* Begin DATA LINES *
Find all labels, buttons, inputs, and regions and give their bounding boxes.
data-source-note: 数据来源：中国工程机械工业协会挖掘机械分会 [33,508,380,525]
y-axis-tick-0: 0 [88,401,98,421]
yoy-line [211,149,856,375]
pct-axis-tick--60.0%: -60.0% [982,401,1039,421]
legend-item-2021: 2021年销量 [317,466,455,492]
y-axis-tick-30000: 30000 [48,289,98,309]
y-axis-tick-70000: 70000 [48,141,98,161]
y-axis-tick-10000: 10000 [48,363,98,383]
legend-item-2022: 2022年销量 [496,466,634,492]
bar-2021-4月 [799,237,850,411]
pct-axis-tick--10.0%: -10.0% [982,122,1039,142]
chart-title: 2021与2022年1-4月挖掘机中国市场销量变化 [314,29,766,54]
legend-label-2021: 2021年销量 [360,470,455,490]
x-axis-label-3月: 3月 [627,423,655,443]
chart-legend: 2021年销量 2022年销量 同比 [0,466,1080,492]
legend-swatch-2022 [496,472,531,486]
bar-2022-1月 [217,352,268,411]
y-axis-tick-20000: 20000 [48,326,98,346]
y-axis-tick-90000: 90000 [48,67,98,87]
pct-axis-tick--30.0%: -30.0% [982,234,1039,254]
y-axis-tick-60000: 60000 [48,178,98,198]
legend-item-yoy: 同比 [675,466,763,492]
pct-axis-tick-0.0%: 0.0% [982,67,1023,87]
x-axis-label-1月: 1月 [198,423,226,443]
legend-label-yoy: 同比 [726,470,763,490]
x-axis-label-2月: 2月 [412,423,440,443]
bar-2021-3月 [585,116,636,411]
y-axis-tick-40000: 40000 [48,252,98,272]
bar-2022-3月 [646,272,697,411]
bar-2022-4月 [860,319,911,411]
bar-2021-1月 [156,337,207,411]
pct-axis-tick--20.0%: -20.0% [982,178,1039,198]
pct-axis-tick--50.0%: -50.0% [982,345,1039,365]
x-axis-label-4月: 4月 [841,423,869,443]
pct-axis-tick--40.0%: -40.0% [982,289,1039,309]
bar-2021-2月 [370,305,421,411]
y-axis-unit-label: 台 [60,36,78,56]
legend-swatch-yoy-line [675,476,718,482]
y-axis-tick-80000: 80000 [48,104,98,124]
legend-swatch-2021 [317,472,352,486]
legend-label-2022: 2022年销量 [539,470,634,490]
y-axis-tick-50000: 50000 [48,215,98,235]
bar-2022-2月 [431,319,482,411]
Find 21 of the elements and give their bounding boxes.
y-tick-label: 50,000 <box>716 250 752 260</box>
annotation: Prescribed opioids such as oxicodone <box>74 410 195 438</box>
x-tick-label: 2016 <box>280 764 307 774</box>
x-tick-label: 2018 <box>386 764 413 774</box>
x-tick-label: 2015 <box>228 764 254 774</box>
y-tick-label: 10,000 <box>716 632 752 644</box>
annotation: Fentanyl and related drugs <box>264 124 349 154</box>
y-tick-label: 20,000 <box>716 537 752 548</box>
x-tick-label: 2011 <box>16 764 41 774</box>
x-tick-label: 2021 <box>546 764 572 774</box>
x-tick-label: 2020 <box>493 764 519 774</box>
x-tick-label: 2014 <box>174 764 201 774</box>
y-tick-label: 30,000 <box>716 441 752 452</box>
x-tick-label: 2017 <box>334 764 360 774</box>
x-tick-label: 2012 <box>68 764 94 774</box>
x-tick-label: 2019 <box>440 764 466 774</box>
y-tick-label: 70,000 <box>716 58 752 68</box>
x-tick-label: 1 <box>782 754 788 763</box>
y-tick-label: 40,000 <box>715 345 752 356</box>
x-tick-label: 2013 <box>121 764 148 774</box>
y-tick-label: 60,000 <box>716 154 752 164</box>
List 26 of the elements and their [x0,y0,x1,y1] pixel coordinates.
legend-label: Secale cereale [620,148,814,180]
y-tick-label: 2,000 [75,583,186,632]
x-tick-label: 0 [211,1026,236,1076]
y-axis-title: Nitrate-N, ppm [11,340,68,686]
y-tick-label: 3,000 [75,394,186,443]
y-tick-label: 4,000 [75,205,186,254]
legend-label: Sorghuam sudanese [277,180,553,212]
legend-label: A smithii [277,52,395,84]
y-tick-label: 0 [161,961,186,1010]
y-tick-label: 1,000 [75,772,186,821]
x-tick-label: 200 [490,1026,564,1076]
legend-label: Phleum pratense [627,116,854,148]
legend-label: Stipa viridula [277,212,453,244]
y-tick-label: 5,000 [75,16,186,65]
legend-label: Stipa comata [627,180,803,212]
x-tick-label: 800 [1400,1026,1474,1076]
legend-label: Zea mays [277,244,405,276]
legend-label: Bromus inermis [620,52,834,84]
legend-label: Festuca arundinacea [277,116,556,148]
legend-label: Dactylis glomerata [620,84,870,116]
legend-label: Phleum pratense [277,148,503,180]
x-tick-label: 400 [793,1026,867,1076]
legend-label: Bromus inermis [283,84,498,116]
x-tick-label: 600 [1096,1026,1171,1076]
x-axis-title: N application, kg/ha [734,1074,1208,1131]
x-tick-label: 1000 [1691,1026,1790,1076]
* End DATA LINES *
SHORT EXERCISE:
Write out every line of the records above, character for character, in the same order.

WORKED SOLUTION:
Find all labels, buttons, inputs, and regions and give their bounding boxes.
data-source-note: 数据来源：中国工程机械工业协会挖掘机械分会 [33,508,380,525]
y-axis-tick-0: 0 [88,401,98,421]
yoy-line [211,149,856,375]
pct-axis-tick--60.0%: -60.0% [982,401,1039,421]
legend-item-2021: 2021年销量 [317,466,455,492]
y-axis-tick-30000: 30000 [48,289,98,309]
y-axis-tick-70000: 70000 [48,141,98,161]
y-axis-tick-10000: 10000 [48,363,98,383]
legend-item-2022: 2022年销量 [496,466,634,492]
bar-2021-4月 [799,237,850,411]
pct-axis-tick--10.0%: -10.0% [982,122,1039,142]
chart-title: 2021与2022年1-4月挖掘机中国市场销量变化 [314,29,766,54]
legend-label-2021: 2021年销量 [360,470,455,490]
x-axis-label-3月: 3月 [627,423,655,443]
chart-legend: 2021年销量 2022年销量 同比 [0,466,1080,492]
legend-swatch-2022 [496,472,531,486]
bar-2022-1月 [217,352,268,411]
y-axis-tick-20000: 20000 [48,326,98,346]
y-axis-tick-90000: 90000 [48,67,98,87]
pct-axis-tick--30.0%: -30.0% [982,234,1039,254]
y-axis-tick-60000: 60000 [48,178,98,198]
legend-item-yoy: 同比 [675,466,763,492]
pct-axis-tick-0.0%: 0.0% [982,67,1023,87]
x-axis-label-1月: 1月 [198,423,226,443]
legend-label-yoy: 同比 [726,470,763,490]
x-axis-label-2月: 2月 [412,423,440,443]
bar-2021-3月 [585,116,636,411]
y-axis-tick-40000: 40000 [48,252,98,272]
bar-2022-3月 [646,272,697,411]
bar-2022-4月 [860,319,911,411]
bar-2021-1月 [156,337,207,411]
pct-axis-tick--20.0%: -20.0% [982,178,1039,198]
pct-axis-tick--50.0%: -50.0% [982,345,1039,365]
x-axis-label-4月: 4月 [841,423,869,443]
pct-axis-tick--40.0%: -40.0% [982,289,1039,309]
bar-2021-2月 [370,305,421,411]
y-axis-unit-label: 台 [60,36,78,56]
legend-swatch-yoy-line [675,476,718,482]
y-axis-tick-80000: 80000 [48,104,98,124]
legend-swatch-2021 [317,472,352,486]
legend-label-2022: 2022年销量 [539,470,634,490]
y-axis-tick-50000: 50000 [48,215,98,235]
bar-2022-2月 [431,319,482,411]
Find 21 of the elements and give their bounding boxes.
y-tick-label: 50,000 <box>716 250 752 260</box>
annotation: Prescribed opioids such as oxicodone <box>74 410 195 438</box>
x-tick-label: 2016 <box>280 764 307 774</box>
x-tick-label: 2018 <box>386 764 413 774</box>
x-tick-label: 2015 <box>228 764 254 774</box>
y-tick-label: 10,000 <box>716 632 752 644</box>
annotation: Fentanyl and related drugs <box>264 124 349 154</box>
y-tick-label: 20,000 <box>716 537 752 548</box>
x-tick-label: 2011 <box>16 764 41 774</box>
x-tick-label: 2021 <box>546 764 572 774</box>
x-tick-label: 2020 <box>493 764 519 774</box>
x-tick-label: 2014 <box>174 764 201 774</box>
y-tick-label: 30,000 <box>716 441 752 452</box>
x-tick-label: 2017 <box>334 764 360 774</box>
x-tick-label: 2012 <box>68 764 94 774</box>
x-tick-label: 2019 <box>440 764 466 774</box>
y-tick-label: 70,000 <box>716 58 752 68</box>
x-tick-label: 1 <box>782 754 788 763</box>
y-tick-label: 40,000 <box>715 345 752 356</box>
x-tick-label: 2013 <box>121 764 148 774</box>
y-tick-label: 60,000 <box>716 154 752 164</box>
List 26 of the elements and their [x0,y0,x1,y1] pixel coordinates.
legend-label: Secale cereale [620,148,814,180]
y-tick-label: 2,000 [75,583,186,632]
x-tick-label: 0 [211,1026,236,1076]
y-axis-title: Nitrate-N, ppm [11,340,68,686]
y-tick-label: 3,000 [75,394,186,443]
y-tick-label: 4,000 [75,205,186,254]
legend-label: Sorghuam sudanese [277,180,553,212]
legend-label: A smithii [277,52,395,84]
y-tick-label: 0 [161,961,186,1010]
y-tick-label: 1,000 [75,772,186,821]
x-tick-label: 200 [490,1026,564,1076]
legend-label: Phleum pratense [627,116,854,148]
legend-label: Stipa viridula [277,212,453,244]
y-tick-label: 5,000 [75,16,186,65]
legend-label: Stipa comata [627,180,803,212]
x-tick-label: 800 [1400,1026,1474,1076]
legend-label: Zea mays [277,244,405,276]
legend-label: Bromus inermis [620,52,834,84]
legend-label: Festuca arundinacea [277,116,556,148]
legend-label: Dactylis glomerata [620,84,870,116]
legend-label: Phleum pratense [277,148,503,180]
x-tick-label: 400 [793,1026,867,1076]
legend-label: Bromus inermis [283,84,498,116]
x-tick-label: 600 [1096,1026,1171,1076]
x-axis-title: N application, kg/ha [734,1074,1208,1131]
x-tick-label: 1000 [1691,1026,1790,1076]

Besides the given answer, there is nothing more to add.